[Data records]
START

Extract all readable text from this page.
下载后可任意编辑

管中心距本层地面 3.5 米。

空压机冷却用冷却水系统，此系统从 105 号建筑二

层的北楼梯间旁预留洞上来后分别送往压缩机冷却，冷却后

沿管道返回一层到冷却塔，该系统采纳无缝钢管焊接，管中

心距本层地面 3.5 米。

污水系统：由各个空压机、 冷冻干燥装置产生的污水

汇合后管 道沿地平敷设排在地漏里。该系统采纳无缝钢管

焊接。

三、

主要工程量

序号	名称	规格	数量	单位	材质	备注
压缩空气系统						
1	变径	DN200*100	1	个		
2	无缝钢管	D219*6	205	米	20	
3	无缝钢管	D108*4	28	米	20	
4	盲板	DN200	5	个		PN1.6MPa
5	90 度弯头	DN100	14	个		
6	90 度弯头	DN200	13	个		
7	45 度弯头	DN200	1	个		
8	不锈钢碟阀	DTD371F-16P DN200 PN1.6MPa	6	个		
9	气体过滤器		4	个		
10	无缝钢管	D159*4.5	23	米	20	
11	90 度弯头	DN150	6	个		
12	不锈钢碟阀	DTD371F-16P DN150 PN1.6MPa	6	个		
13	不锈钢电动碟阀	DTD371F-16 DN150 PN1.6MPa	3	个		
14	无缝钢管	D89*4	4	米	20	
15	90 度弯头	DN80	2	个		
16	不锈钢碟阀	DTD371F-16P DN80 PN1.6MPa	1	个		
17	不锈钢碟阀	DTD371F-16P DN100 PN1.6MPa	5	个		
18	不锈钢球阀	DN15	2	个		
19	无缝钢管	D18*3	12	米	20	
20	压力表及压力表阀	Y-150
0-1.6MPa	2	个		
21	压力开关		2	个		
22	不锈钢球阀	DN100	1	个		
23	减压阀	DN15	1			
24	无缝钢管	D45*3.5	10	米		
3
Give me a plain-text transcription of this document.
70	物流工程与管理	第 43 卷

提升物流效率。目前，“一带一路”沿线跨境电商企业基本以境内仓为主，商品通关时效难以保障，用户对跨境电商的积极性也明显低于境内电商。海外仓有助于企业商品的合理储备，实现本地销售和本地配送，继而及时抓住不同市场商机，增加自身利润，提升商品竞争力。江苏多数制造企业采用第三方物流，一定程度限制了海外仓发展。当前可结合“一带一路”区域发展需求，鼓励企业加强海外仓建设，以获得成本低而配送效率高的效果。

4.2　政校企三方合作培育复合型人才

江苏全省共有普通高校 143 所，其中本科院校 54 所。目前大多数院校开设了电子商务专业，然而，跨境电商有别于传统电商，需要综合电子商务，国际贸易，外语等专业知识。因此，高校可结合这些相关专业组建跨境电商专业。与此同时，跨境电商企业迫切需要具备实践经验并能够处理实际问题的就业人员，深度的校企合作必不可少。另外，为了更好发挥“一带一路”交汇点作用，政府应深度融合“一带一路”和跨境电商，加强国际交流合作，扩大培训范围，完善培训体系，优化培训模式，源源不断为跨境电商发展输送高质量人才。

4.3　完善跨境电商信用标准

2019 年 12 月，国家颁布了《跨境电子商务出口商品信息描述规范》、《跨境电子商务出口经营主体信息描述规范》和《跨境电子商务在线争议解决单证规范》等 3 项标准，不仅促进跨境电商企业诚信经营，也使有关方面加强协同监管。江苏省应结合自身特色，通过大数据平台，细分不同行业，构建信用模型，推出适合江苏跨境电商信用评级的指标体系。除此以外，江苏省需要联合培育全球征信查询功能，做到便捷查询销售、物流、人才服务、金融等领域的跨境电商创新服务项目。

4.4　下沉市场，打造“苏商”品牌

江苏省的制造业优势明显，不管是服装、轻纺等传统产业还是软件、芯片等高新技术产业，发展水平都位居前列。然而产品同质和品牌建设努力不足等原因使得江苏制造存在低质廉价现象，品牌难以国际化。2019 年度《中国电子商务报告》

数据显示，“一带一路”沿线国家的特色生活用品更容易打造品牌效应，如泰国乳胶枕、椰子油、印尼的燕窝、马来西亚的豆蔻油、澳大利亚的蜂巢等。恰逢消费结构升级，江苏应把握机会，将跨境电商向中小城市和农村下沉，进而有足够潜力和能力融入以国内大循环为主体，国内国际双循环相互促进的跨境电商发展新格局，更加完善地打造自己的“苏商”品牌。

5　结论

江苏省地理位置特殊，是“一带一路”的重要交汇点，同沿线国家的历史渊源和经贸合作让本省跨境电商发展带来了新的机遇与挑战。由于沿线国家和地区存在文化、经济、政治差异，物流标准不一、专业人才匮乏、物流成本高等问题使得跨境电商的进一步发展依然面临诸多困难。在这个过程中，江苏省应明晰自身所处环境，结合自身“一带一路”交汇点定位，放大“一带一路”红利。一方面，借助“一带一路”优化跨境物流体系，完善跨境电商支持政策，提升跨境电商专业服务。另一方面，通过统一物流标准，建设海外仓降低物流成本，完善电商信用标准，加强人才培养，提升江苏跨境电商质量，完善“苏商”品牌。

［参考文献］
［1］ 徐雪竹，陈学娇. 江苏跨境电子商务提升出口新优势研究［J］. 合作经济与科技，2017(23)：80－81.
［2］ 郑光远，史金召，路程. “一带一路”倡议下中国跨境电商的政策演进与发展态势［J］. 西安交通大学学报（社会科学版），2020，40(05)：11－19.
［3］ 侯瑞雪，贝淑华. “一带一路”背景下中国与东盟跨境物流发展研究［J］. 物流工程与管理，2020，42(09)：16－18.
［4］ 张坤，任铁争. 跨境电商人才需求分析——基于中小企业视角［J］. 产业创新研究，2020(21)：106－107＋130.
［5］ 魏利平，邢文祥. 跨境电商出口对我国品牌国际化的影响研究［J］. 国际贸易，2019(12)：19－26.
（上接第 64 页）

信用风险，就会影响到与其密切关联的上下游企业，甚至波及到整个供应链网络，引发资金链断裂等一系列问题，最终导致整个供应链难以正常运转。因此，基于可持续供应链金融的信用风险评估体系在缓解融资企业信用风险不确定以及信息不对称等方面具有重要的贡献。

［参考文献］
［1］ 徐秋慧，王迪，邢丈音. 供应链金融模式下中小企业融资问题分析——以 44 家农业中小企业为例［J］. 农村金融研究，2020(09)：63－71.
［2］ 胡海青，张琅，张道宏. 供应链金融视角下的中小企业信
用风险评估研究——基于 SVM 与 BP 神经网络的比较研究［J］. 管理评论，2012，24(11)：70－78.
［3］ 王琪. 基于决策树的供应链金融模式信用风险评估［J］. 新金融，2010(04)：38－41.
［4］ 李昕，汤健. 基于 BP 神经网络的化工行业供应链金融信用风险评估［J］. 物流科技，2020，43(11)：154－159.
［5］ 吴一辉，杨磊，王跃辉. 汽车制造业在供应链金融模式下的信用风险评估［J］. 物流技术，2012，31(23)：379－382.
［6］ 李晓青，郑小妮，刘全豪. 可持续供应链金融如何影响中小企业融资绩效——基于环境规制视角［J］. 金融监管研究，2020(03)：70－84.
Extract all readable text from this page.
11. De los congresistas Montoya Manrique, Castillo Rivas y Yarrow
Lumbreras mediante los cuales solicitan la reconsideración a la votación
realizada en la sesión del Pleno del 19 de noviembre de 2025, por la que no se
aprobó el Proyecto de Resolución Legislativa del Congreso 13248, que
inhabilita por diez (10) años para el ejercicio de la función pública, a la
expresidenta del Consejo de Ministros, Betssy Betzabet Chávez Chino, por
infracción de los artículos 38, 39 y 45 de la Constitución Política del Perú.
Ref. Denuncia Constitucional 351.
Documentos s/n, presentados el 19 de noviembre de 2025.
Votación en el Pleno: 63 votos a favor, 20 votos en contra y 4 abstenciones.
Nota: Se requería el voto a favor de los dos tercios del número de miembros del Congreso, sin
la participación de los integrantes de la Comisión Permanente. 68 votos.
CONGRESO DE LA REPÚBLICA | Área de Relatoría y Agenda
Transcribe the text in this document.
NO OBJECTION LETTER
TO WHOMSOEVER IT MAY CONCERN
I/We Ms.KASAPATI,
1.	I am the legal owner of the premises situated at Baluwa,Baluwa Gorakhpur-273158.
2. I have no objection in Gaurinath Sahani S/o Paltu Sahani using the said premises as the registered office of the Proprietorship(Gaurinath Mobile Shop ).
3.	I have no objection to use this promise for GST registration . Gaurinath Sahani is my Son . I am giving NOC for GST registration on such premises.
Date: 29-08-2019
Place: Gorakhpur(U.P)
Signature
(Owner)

END

Written instruction:
Each line containing the word "Pleno" counts once; report the total alone.

Solution below:
2